Start

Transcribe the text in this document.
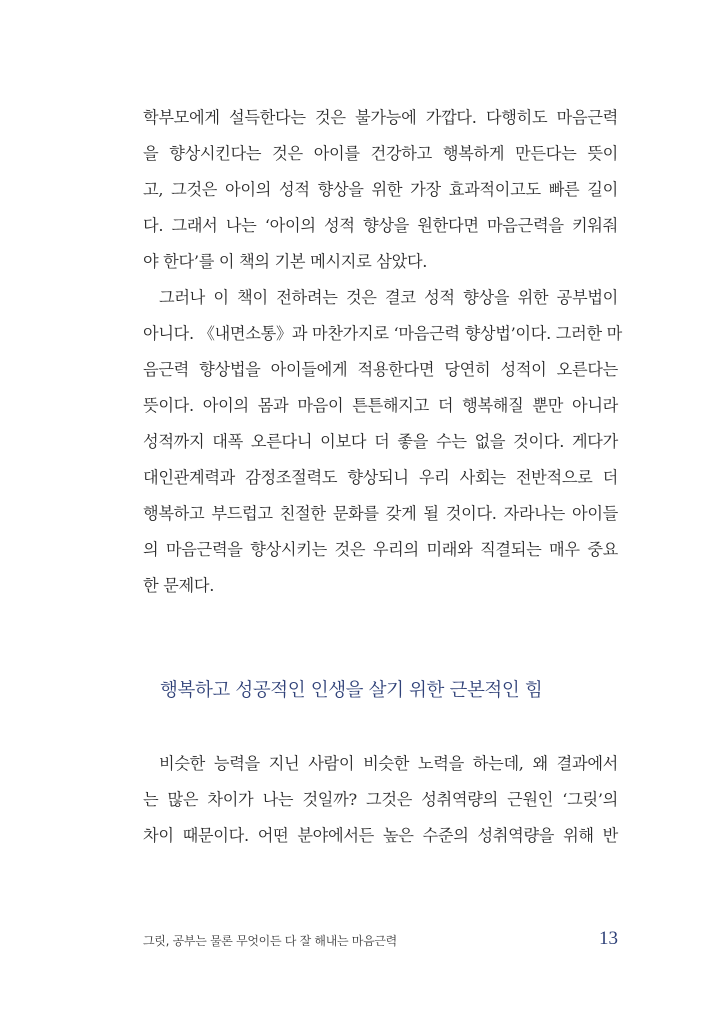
학부모에게 설득한다는 것은 불가능에 가깝다. 다행히도 마음근력
을 향상시킨다는 것은 아이를 건강하고 행복하게 만든다는 뜻이
고, 그것은 아이의 성적 향상을 위한 가장 효과적이고도 빠른 길이
다. 그래서 나는 ‘아이의 성적 향상을 원한다면 마음근력을 키워줘
야 한다’를 이 책의 기본 메시지로 삼았다.
그러나 이 책이 전하려는 것은 결코 성적 향상을 위한 공부법이
아니다. 《내면소통》과 마찬가지로 ‘마음근력 향상법’이다. 그러한 마
음근력 향상법을 아이들에게 적용한다면 당연히 성적이 오른다는
뜻이다. 아이의 몸과 마음이 튼튼해지고 더 행복해질 뿐만 아니라
성적까지 대폭 오른다니 이보다 더 좋을 수는 없을 것이다. 게다가
대인관계력과 감정조절력도 향상되니 우리 사회는 전반적으로 더
행복하고 부드럽고 친절한 문화를 갖게 될 것이다. 자라나는 아이들
의 마음근력을 향상시키는 것은 우리의 미래와 직결되는 매우 중요
한 문제다.
행복하고 성공적인 인생을 살기 위한 근본적인 힘
비슷한 능력을 지닌 사람이 비슷한 노력을 하는데, 왜 결과에서
는 많은 차이가 나는 것일까? 그것은 성취역량의 근원인 ‘그릿’의
차이 때문이다. 어떤 분야에서든 높은 수준의 성취역량을 위해 반
그릿, 공부는 물론 무엇이든 다 잘 해내는 마음근력	13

End

SHORT PROBLEM
Copy the whole of the material above exactly, but not its images.

SOLUTION TO THIS TASK
Transcribe the text in this document.
학부모에게 설득한다는 것은 불가능에 가깝다. 다행히도 마음근력
을 향상시킨다는 것은 아이를 건강하고 행복하게 만든다는 뜻이
고, 그것은 아이의 성적 향상을 위한 가장 효과적이고도 빠른 길이
다. 그래서 나는 ‘아이의 성적 향상을 원한다면 마음근력을 키워줘
야 한다’를 이 책의 기본 메시지로 삼았다.
그러나 이 책이 전하려는 것은 결코 성적 향상을 위한 공부법이
아니다. 《내면소통》과 마찬가지로 ‘마음근력 향상법’이다. 그러한 마
음근력 향상법을 아이들에게 적용한다면 당연히 성적이 오른다는
뜻이다. 아이의 몸과 마음이 튼튼해지고 더 행복해질 뿐만 아니라
성적까지 대폭 오른다니 이보다 더 좋을 수는 없을 것이다. 게다가
대인관계력과 감정조절력도 향상되니 우리 사회는 전반적으로 더
행복하고 부드럽고 친절한 문화를 갖게 될 것이다. 자라나는 아이들
의 마음근력을 향상시키는 것은 우리의 미래와 직결되는 매우 중요
한 문제다.
행복하고 성공적인 인생을 살기 위한 근본적인 힘
비슷한 능력을 지닌 사람이 비슷한 노력을 하는데, 왜 결과에서
는 많은 차이가 나는 것일까? 그것은 성취역량의 근원인 ‘그릿’의
차이 때문이다. 어떤 분야에서든 높은 수준의 성취역량을 위해 반
그릿, 공부는 물론 무엇이든 다 잘 해내는 마음근력	13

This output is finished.